Task directions » Please quote only the lines that start at the one with "Output the text content of this document." and go on to the last line of the data, both ends kept.

Records for the task »
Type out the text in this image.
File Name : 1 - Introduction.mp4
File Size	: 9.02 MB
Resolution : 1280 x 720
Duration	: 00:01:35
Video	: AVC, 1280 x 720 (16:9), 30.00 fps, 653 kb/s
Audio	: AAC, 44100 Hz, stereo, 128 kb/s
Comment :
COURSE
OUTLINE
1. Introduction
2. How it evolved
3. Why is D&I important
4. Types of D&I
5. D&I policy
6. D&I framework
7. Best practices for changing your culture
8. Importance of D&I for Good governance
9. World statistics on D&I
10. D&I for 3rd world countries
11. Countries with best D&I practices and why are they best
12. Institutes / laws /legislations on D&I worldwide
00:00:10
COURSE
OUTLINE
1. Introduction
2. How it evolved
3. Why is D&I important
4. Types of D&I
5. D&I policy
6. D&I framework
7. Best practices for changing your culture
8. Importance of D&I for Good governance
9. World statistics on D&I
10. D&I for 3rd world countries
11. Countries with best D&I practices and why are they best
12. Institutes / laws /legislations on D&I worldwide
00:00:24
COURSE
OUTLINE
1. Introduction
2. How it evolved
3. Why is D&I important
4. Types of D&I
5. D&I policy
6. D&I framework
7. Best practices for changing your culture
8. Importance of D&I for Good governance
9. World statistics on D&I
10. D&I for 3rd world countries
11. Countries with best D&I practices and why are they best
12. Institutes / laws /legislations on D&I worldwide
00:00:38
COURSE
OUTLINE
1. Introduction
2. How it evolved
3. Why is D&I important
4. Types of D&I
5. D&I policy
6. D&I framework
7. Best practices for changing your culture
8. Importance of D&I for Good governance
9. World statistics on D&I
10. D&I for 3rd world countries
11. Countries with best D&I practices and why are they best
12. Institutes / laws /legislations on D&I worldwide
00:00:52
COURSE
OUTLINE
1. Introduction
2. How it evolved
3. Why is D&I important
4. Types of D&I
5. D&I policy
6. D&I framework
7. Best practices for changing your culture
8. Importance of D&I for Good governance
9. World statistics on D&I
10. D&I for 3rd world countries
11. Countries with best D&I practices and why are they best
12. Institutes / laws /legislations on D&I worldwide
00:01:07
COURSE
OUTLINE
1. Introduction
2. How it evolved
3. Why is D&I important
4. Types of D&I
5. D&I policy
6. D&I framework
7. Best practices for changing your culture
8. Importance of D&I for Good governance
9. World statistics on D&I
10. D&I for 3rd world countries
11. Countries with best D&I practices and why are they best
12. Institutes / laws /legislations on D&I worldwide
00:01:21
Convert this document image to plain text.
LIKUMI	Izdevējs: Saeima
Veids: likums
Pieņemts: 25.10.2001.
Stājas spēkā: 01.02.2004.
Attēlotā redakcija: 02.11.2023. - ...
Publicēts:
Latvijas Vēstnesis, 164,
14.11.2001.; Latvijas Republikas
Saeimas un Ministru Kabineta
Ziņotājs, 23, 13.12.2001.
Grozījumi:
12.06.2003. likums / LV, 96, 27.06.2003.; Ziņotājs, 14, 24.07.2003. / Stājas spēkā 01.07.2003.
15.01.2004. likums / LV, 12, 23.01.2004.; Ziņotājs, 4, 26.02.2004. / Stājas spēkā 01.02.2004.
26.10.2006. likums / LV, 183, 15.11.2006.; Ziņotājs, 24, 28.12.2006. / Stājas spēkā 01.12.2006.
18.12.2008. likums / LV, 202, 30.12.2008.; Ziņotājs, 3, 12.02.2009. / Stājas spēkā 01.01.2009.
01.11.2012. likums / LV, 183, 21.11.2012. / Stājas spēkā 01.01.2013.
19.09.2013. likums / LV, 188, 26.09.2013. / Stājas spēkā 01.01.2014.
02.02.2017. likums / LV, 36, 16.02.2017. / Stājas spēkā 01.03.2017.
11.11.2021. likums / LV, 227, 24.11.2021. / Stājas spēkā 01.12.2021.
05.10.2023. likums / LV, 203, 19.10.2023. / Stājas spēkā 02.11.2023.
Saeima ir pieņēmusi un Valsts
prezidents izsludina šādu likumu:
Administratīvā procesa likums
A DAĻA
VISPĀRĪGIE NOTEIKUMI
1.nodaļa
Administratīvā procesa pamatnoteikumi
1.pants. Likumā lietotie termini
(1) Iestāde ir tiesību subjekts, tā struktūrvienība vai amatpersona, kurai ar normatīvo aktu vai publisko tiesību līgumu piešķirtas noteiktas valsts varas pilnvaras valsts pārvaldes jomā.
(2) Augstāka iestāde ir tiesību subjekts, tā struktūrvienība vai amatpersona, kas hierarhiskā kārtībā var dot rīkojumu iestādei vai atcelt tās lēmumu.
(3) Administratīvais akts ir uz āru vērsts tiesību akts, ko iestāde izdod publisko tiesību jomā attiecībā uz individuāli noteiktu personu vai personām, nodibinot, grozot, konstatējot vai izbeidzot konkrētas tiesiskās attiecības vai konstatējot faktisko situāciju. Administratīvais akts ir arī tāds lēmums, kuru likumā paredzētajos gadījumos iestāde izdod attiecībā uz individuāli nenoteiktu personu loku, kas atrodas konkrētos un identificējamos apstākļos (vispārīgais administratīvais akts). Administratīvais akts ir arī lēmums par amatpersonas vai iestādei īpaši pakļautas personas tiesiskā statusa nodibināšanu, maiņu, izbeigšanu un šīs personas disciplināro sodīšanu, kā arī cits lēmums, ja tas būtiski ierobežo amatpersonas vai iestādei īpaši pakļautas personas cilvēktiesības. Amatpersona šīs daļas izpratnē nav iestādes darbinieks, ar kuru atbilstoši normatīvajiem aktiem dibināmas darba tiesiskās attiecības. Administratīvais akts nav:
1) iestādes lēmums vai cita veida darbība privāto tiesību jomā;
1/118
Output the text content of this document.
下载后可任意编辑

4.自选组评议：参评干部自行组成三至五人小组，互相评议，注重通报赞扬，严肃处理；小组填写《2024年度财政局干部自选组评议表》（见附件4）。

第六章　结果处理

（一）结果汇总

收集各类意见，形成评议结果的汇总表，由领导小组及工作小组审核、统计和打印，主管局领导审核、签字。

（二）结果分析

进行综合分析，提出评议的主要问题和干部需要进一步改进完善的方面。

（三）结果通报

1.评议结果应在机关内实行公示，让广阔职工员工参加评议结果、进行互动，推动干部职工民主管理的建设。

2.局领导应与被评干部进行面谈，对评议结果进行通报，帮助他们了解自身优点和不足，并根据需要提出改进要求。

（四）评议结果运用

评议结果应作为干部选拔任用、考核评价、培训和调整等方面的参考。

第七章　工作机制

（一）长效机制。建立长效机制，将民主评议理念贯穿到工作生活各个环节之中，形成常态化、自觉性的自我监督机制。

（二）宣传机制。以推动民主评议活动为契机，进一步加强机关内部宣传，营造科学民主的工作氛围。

Result »
Output the text content of this document.
下载后可任意编辑

4.自选组评议：参评干部自行组成三至五人小组，互相评议，注重通报赞扬，严肃处理；小组填写《2024年度财政局干部自选组评议表》（见附件4）。

第六章　结果处理

（一）结果汇总

收集各类意见，形成评议结果的汇总表，由领导小组及工作小组审核、统计和打印，主管局领导审核、签字。

（二）结果分析

进行综合分析，提出评议的主要问题和干部需要进一步改进完善的方面。

（三）结果通报

1.评议结果应在机关内实行公示，让广阔职工员工参加评议结果、进行互动，推动干部职工民主管理的建设。

2.局领导应与被评干部进行面谈，对评议结果进行通报，帮助他们了解自身优点和不足，并根据需要提出改进要求。

（四）评议结果运用

评议结果应作为干部选拔任用、考核评价、培训和调整等方面的参考。

第七章　工作机制

（一）长效机制。建立长效机制，将民主评议理念贯穿到工作生活各个环节之中，形成常态化、自觉性的自我监督机制。

（二）宣传机制。以推动民主评议活动为契机，进一步加强机关内部宣传，营造科学民主的工作氛围。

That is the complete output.